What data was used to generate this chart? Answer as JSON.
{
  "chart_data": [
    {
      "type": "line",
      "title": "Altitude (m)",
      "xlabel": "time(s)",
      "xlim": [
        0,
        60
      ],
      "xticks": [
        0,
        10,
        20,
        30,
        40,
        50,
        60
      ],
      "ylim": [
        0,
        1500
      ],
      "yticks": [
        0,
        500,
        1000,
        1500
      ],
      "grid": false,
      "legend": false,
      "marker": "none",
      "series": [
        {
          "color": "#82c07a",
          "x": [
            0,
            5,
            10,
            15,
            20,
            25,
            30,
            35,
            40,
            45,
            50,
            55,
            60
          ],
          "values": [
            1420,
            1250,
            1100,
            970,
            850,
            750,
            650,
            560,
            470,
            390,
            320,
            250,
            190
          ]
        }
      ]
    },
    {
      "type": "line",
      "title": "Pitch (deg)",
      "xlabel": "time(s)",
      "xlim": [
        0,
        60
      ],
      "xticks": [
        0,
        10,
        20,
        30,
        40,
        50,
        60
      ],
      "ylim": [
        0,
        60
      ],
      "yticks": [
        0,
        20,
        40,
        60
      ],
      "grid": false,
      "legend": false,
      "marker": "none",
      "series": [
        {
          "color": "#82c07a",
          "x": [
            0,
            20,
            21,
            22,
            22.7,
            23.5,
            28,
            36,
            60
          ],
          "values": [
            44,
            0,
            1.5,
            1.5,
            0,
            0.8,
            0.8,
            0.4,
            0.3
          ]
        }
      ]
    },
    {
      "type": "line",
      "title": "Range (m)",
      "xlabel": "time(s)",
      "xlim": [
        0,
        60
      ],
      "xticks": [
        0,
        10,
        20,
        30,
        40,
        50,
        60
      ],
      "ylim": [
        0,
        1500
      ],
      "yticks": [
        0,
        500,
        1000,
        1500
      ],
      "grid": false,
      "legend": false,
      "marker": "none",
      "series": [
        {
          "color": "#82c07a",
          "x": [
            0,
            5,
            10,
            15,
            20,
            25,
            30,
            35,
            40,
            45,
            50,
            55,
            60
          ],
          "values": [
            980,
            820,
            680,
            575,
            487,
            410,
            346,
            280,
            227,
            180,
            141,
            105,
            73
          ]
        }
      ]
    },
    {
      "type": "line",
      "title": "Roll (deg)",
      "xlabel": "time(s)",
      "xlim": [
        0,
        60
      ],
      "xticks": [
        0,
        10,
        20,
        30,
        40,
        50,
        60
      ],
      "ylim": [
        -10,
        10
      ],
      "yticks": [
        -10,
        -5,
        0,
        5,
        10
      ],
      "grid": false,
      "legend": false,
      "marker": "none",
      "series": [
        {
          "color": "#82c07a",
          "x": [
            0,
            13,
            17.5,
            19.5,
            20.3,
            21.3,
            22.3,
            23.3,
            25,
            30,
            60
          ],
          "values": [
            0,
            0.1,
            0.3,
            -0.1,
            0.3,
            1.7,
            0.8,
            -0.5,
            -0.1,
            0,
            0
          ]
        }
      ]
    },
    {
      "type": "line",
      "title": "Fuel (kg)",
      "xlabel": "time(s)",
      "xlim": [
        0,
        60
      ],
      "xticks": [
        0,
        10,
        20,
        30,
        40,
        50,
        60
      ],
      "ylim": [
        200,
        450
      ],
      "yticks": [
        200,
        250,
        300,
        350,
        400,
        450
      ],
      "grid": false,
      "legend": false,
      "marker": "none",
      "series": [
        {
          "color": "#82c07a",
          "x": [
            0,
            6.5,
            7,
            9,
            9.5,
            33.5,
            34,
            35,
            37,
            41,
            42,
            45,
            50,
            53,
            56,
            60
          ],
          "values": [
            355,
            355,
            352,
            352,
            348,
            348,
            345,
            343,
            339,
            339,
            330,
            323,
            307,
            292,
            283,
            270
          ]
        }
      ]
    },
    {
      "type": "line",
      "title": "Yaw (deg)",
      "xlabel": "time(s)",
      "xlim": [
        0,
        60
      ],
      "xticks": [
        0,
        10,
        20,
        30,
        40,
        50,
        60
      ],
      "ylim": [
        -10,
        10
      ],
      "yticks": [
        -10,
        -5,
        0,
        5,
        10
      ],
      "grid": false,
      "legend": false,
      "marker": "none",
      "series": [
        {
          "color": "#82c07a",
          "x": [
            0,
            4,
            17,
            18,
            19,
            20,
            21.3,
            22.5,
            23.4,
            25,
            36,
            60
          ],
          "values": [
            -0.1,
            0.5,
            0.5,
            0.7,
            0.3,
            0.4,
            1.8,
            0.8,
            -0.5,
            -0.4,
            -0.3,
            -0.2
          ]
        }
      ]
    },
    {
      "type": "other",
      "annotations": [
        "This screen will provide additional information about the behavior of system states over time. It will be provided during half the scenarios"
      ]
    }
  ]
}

-----

_Short task:_
From the records above, extract every entry verbatim.

_Finished answer:_
What data was used to generate this chart? Answer as JSON.
{
  "chart_data": [
    {
      "type": "line",
      "title": "Altitude (m)",
      "xlabel": "time(s)",
      "xlim": [
        0,
        60
      ],
      "xticks": [
        0,
        10,
        20,
        30,
        40,
        50,
        60
      ],
      "ylim": [
        0,
        1500
      ],
      "yticks": [
        0,
        500,
        1000,
        1500
      ],
      "grid": false,
      "legend": false,
      "marker": "none",
      "series": [
        {
          "color": "#82c07a",
          "x": [
            0,
            5,
            10,
            15,
            20,
            25,
            30,
            35,
            40,
            45,
            50,
            55,
            60
          ],
          "values": [
            1420,
            1250,
            1100,
            970,
            850,
            750,
            650,
            560,
            470,
            390,
            320,
            250,
            190
          ]
        }
      ]
    },
    {
      "type": "line",
      "title": "Pitch (deg)",
      "xlabel": "time(s)",
      "xlim": [
        0,
        60
      ],
      "xticks": [
        0,
        10,
        20,
        30,
        40,
        50,
        60
      ],
      "ylim": [
        0,
        60
      ],
      "yticks": [
        0,
        20,
        40,
        60
      ],
      "grid": false,
      "legend": false,
      "marker": "none",
      "series": [
        {
          "color": "#82c07a",
          "x": [
            0,
            20,
            21,
            22,
            22.7,
            23.5,
            28,
            36,
            60
          ],
          "values": [
            44,
            0,
            1.5,
            1.5,
            0,
            0.8,
            0.8,
            0.4,
            0.3
          ]
        }
      ]
    },
    {
      "type": "line",
      "title": "Range (m)",
      "xlabel": "time(s)",
      "xlim": [
        0,
        60
      ],
      "xticks": [
        0,
        10,
        20,
        30,
        40,
        50,
        60
      ],
      "ylim": [
        0,
        1500
      ],
      "yticks": [
        0,
        500,
        1000,
        1500
      ],
      "grid": false,
      "legend": false,
      "marker": "none",
      "series": [
        {
          "color": "#82c07a",
          "x": [
            0,
            5,
            10,
            15,
            20,
            25,
            30,
            35,
            40,
            45,
            50,
            55,
            60
          ],
          "values": [
            980,
            820,
            680,
            575,
            487,
            410,
            346,
            280,
            227,
            180,
            141,
            105,
            73
          ]
        }
      ]
    },
    {
      "type": "line",
      "title": "Roll (deg)",
      "xlabel": "time(s)",
      "xlim": [
        0,
        60
      ],
      "xticks": [
        0,
        10,
        20,
        30,
        40,
        50,
        60
      ],
      "ylim": [
        -10,
        10
      ],
      "yticks": [
        -10,
        -5,
        0,
        5,
        10
      ],
      "grid": false,
      "legend": false,
      "marker": "none",
      "series": [
        {
          "color": "#82c07a",
          "x": [
            0,
            13,
            17.5,
            19.5,
            20.3,
            21.3,
            22.3,
            23.3,
            25,
            30,
            60
          ],
          "values": [
            0,
            0.1,
            0.3,
            -0.1,
            0.3,
            1.7,
            0.8,
            -0.5,
            -0.1,
            0,
            0
          ]
        }
      ]
    },
    {
      "type": "line",
      "title": "Fuel (kg)",
      "xlabel": "time(s)",
      "xlim": [
        0,
        60
      ],
      "xticks": [
        0,
        10,
        20,
        30,
        40,
        50,
        60
      ],
      "ylim": [
        200,
        450
      ],
      "yticks": [
        200,
        250,
        300,
        350,
        400,
        450
      ],
      "grid": false,
      "legend": false,
      "marker": "none",
      "series": [
        {
          "color": "#82c07a",
          "x": [
            0,
            6.5,
            7,
            9,
            9.5,
            33.5,
            34,
            35,
            37,
            41,
            42,
            45,
            50,
            53,
            56,
            60
          ],
          "values": [
            355,
            355,
            352,
            352,
            348,
            348,
            345,
            343,
            339,
            339,
            330,
            323,
            307,
            292,
            283,
            270
          ]
        }
      ]
    },
    {
      "type": "line",
      "title": "Yaw (deg)",
      "xlabel": "time(s)",
      "xlim": [
        0,
        60
      ],
      "xticks": [
        0,
        10,
        20,
        30,
        40,
        50,
        60
      ],
      "ylim": [
        -10,
        10
      ],
      "yticks": [
        -10,
        -5,
        0,
        5,
        10
      ],
      "grid": false,
      "legend": false,
      "marker": "none",
      "series": [
        {
          "color": "#82c07a",
          "x": [
            0,
            4,
            17,
            18,
            19,
            20,
            21.3,
            22.5,
            23.4,
            25,
            36,
            60
          ],
          "values": [
            -0.1,
            0.5,
            0.5,
            0.7,
            0.3,
            0.4,
            1.8,
            0.8,
            -0.5,
            -0.4,
            -0.3,
            -0.2
          ]
        }
      ]
    },
    {
      "type": "other",
      "annotations": [
        "This screen will provide additional information about the behavior of system states over time. It will be provided during half the scenarios"
      ]
    }
  ]
}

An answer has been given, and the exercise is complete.